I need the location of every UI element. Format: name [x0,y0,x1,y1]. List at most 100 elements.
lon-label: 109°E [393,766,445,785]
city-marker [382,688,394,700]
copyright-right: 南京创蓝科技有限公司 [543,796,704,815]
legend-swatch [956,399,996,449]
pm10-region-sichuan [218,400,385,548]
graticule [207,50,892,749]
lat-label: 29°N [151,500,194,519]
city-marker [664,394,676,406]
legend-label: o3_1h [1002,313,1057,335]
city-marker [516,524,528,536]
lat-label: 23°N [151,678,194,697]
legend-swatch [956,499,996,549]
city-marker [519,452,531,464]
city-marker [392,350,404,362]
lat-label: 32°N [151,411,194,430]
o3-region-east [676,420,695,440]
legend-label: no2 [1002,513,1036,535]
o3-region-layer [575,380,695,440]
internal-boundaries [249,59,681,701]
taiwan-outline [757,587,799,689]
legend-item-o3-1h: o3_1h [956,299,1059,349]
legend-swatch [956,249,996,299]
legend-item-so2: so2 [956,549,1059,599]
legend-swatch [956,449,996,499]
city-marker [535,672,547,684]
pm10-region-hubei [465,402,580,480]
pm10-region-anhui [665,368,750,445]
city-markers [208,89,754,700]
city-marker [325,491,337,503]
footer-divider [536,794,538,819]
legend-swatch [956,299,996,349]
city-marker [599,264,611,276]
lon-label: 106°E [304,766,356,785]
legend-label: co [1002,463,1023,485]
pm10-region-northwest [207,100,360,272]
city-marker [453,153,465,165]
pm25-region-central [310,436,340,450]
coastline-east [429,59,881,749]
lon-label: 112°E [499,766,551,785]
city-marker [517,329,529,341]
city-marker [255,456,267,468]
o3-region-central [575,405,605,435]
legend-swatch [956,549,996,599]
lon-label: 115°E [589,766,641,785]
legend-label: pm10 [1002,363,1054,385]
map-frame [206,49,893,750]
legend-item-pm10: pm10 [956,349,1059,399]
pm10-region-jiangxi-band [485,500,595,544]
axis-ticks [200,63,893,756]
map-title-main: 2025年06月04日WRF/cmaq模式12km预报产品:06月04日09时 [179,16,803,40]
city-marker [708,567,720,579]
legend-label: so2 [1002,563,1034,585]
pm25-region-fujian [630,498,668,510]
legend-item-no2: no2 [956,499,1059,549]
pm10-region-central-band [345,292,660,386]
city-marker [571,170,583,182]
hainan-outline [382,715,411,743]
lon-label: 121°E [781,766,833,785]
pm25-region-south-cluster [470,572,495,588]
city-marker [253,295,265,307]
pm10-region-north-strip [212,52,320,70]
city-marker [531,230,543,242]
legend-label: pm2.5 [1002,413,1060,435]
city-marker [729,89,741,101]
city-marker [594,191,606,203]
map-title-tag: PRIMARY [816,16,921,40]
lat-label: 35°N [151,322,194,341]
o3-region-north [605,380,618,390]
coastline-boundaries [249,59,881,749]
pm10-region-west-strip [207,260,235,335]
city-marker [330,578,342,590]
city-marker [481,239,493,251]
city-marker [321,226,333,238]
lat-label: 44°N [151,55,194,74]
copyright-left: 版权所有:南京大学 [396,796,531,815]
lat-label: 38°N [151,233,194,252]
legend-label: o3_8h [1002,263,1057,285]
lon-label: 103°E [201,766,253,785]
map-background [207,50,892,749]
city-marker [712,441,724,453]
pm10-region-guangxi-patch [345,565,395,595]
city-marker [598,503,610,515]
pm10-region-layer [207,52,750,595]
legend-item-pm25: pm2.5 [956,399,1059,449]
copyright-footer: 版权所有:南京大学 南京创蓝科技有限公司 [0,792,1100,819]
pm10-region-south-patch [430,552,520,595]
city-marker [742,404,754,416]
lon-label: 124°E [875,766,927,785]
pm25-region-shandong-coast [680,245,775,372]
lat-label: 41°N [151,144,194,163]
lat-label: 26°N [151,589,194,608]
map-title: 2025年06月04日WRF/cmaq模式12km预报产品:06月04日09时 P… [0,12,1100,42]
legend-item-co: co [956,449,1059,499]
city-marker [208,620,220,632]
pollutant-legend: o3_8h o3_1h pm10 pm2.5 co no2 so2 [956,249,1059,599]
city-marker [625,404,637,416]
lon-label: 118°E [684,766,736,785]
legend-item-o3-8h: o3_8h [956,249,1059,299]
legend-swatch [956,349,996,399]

------------------------

- _What needs to be done_
Copy every row above word for word, keeping each line unchanged and in its original order.

- _Right answer_
I need the location of every UI element. Format: name [x0,y0,x1,y1]. List at most 100 elements.
lon-label: 109°E [393,766,445,785]
city-marker [382,688,394,700]
copyright-right: 南京创蓝科技有限公司 [543,796,704,815]
legend-swatch [956,399,996,449]
pm10-region-sichuan [218,400,385,548]
graticule [207,50,892,749]
lat-label: 29°N [151,500,194,519]
city-marker [664,394,676,406]
legend-label: o3_1h [1002,313,1057,335]
city-marker [516,524,528,536]
lat-label: 23°N [151,678,194,697]
legend-swatch [956,499,996,549]
city-marker [519,452,531,464]
city-marker [392,350,404,362]
lat-label: 32°N [151,411,194,430]
o3-region-east [676,420,695,440]
legend-label: no2 [1002,513,1036,535]
o3-region-layer [575,380,695,440]
internal-boundaries [249,59,681,701]
taiwan-outline [757,587,799,689]
legend-item-o3-1h: o3_1h [956,299,1059,349]
legend-swatch [956,249,996,299]
legend-item-so2: so2 [956,549,1059,599]
legend-swatch [956,449,996,499]
city-marker [535,672,547,684]
pm10-region-hubei [465,402,580,480]
pm10-region-anhui [665,368,750,445]
city-markers [208,89,754,700]
city-marker [325,491,337,503]
footer-divider [536,794,538,819]
legend-swatch [956,299,996,349]
city-marker [599,264,611,276]
lon-label: 106°E [304,766,356,785]
legend-label: co [1002,463,1023,485]
pm10-region-northwest [207,100,360,272]
city-marker [453,153,465,165]
pm25-region-central [310,436,340,450]
coastline-east [429,59,881,749]
lon-label: 112°E [499,766,551,785]
city-marker [517,329,529,341]
city-marker [255,456,267,468]
o3-region-central [575,405,605,435]
legend-swatch [956,549,996,599]
lon-label: 115°E [589,766,641,785]
legend-label: pm10 [1002,363,1054,385]
map-frame [206,49,893,750]
legend-item-pm10: pm10 [956,349,1059,399]
pm10-region-jiangxi-band [485,500,595,544]
axis-ticks [200,63,893,756]
map-title-main: 2025年06月04日WRF/cmaq模式12km预报产品:06月04日09时 [179,16,803,40]
city-marker [708,567,720,579]
legend-label: so2 [1002,563,1034,585]
pm25-region-fujian [630,498,668,510]
legend-item-no2: no2 [956,499,1059,549]
pm10-region-central-band [345,292,660,386]
city-marker [571,170,583,182]
hainan-outline [382,715,411,743]
lon-label: 121°E [781,766,833,785]
pm25-region-south-cluster [470,572,495,588]
city-marker [253,295,265,307]
pm10-region-north-strip [212,52,320,70]
city-marker [531,230,543,242]
legend-label: pm2.5 [1002,413,1060,435]
city-marker [729,89,741,101]
city-marker [594,191,606,203]
map-title-tag: PRIMARY [816,16,921,40]
lat-label: 35°N [151,322,194,341]
o3-region-north [605,380,618,390]
coastline-boundaries [249,59,881,749]
pm10-region-west-strip [207,260,235,335]
city-marker [330,578,342,590]
city-marker [481,239,493,251]
city-marker [321,226,333,238]
lat-label: 44°N [151,55,194,74]
copyright-left: 版权所有:南京大学 [396,796,531,815]
lat-label: 38°N [151,233,194,252]
legend-label: o3_8h [1002,263,1057,285]
lon-label: 103°E [201,766,253,785]
map-background [207,50,892,749]
city-marker [712,441,724,453]
pm10-region-guangxi-patch [345,565,395,595]
city-marker [598,503,610,515]
pm10-region-layer [207,52,750,595]
legend-item-pm25: pm2.5 [956,399,1059,449]
copyright-footer: 版权所有:南京大学 南京创蓝科技有限公司 [0,792,1100,819]
pm10-region-south-patch [430,552,520,595]
city-marker [742,404,754,416]
lon-label: 124°E [875,766,927,785]
pm25-region-shandong-coast [680,245,775,372]
lat-label: 41°N [151,144,194,163]
lat-label: 26°N [151,589,194,608]
map-title: 2025年06月04日WRF/cmaq模式12km预报产品:06月04日09时 P… [0,12,1100,42]
legend-item-co: co [956,449,1059,499]
city-marker [208,620,220,632]
pollutant-legend: o3_8h o3_1h pm10 pm2.5 co no2 so2 [956,249,1059,599]
city-marker [625,404,637,416]
lon-label: 118°E [684,766,736,785]
legend-item-o3-8h: o3_8h [956,249,1059,299]
legend-swatch [956,349,996,399]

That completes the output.